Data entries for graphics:
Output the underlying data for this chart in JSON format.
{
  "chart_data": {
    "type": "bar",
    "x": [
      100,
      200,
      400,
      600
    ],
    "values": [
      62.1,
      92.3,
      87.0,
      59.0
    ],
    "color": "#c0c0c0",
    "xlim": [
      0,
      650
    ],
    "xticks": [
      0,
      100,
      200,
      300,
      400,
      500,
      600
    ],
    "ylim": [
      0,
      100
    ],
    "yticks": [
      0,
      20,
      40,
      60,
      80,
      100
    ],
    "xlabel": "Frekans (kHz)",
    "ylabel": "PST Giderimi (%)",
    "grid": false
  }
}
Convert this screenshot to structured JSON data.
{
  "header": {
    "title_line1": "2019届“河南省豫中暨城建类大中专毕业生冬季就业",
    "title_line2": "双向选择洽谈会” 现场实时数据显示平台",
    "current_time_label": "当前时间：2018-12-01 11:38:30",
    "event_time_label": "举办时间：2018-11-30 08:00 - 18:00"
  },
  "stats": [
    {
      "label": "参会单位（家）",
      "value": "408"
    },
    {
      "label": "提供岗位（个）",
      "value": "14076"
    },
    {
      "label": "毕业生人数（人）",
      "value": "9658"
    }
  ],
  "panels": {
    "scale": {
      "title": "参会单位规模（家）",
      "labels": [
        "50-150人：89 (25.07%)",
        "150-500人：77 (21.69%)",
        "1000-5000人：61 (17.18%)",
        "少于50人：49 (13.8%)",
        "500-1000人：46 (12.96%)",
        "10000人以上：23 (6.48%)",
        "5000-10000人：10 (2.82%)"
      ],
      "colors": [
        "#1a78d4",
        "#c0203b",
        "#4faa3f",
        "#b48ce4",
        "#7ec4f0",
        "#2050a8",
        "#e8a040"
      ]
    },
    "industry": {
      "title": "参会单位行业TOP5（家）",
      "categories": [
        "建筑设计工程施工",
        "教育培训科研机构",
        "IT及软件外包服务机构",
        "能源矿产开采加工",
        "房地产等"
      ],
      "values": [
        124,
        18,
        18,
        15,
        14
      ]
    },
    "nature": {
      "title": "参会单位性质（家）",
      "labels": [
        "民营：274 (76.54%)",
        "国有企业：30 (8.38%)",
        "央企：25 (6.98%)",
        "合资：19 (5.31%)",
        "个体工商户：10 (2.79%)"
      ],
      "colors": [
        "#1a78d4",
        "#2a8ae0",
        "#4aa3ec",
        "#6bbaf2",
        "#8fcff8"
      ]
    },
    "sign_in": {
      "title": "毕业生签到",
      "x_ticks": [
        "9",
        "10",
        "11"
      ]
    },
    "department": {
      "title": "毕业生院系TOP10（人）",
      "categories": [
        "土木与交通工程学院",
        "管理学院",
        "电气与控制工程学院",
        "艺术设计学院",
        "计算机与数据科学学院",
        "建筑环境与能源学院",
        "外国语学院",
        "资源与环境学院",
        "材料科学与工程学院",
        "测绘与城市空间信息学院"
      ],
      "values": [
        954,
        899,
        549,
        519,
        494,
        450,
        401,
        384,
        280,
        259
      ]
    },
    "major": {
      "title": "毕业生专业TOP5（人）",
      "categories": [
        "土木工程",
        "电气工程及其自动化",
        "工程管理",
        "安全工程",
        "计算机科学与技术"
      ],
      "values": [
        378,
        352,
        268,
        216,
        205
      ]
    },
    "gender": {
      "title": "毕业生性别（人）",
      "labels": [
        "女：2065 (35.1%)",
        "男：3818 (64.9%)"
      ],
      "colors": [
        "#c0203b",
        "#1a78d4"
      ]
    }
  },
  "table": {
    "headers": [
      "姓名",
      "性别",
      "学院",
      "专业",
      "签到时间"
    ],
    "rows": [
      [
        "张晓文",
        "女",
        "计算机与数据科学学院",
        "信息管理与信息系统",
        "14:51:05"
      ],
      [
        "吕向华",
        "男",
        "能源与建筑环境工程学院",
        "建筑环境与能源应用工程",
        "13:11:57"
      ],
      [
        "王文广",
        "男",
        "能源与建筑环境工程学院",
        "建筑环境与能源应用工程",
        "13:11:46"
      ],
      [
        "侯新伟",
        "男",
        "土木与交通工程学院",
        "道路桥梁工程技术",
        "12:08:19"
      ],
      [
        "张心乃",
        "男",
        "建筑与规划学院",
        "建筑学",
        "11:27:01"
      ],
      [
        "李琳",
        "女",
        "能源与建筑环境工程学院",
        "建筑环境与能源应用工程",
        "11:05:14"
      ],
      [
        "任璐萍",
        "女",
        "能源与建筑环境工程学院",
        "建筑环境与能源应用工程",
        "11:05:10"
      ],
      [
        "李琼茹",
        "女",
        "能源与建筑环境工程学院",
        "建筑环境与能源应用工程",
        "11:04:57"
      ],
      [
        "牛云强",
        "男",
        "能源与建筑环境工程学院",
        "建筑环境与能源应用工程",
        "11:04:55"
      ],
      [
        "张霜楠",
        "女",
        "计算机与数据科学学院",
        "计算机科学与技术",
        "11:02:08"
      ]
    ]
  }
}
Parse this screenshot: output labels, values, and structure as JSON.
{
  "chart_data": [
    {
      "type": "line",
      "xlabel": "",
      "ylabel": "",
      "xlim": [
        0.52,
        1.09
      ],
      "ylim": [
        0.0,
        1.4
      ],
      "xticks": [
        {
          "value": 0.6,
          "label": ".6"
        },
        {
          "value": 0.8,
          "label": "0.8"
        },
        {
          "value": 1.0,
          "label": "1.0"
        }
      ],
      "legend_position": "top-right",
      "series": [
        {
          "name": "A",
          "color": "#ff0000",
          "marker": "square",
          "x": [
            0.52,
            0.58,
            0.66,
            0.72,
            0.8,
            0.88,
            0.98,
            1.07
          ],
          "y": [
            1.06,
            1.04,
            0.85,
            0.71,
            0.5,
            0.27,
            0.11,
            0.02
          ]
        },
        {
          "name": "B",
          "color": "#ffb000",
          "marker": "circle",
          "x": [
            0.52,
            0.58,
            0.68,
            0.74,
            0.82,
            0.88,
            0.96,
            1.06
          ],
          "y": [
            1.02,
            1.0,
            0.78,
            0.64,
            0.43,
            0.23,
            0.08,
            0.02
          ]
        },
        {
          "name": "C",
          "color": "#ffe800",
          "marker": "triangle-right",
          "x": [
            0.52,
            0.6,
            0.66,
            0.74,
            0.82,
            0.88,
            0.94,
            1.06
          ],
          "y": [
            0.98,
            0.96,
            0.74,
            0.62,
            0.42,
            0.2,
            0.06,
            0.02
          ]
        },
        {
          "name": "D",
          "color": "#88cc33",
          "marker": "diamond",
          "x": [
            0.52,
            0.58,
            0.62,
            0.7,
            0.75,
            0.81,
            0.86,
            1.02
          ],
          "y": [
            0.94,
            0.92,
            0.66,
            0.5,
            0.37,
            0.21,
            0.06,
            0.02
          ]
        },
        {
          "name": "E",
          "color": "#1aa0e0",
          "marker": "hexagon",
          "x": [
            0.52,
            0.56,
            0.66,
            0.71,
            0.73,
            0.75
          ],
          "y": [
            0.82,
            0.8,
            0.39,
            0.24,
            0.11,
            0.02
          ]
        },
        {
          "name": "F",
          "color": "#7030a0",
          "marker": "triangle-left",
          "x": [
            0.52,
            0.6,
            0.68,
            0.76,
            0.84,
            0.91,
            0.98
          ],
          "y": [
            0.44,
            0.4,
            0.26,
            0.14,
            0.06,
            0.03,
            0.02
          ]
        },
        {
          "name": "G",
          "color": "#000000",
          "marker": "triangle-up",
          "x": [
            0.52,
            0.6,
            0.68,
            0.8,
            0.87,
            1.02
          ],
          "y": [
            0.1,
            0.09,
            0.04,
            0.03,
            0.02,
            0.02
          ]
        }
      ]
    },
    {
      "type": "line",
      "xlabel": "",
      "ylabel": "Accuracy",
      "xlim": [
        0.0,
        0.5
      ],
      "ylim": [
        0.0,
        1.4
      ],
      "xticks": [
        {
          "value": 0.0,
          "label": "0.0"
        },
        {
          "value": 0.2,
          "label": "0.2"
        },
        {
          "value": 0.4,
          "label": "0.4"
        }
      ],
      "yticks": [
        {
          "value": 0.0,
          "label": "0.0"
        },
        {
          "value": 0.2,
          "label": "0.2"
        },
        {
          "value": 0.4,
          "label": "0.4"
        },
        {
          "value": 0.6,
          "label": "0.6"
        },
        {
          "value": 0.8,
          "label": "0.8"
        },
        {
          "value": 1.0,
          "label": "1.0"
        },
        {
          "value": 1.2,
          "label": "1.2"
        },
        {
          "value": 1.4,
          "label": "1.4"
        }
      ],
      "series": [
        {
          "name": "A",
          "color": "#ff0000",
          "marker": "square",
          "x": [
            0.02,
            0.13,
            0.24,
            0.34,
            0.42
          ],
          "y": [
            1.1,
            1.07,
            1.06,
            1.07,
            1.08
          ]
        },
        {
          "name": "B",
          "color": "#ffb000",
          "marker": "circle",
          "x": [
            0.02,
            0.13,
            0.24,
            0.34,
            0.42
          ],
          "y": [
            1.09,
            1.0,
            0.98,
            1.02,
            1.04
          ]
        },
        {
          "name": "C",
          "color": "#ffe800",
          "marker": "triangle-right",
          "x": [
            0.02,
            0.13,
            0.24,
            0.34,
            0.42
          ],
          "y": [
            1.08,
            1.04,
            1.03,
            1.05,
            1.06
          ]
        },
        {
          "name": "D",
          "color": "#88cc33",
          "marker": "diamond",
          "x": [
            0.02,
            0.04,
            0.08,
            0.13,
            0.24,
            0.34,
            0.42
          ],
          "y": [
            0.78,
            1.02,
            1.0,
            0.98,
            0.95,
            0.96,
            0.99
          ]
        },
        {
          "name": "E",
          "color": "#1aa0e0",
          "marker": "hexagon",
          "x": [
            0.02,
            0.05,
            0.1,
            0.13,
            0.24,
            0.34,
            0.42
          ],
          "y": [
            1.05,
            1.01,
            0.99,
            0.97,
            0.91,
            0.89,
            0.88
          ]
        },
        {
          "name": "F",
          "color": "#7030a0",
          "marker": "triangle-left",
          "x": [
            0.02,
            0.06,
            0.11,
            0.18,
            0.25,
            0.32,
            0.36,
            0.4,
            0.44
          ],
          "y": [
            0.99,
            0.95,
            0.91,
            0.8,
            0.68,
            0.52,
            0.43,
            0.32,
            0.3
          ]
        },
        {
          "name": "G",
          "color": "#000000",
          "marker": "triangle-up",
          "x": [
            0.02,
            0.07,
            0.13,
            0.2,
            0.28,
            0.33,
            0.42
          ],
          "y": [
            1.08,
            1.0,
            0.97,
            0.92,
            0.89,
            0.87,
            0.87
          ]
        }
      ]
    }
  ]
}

■ **Task requirements**
Using the material above, report each line where "JSON" occurs.

■ **Problem solution**
Output the underlying data for this chart in JSON format.
Convert this screenshot to structured JSON data.
Parse this screenshot: output labels, values, and structure as JSON.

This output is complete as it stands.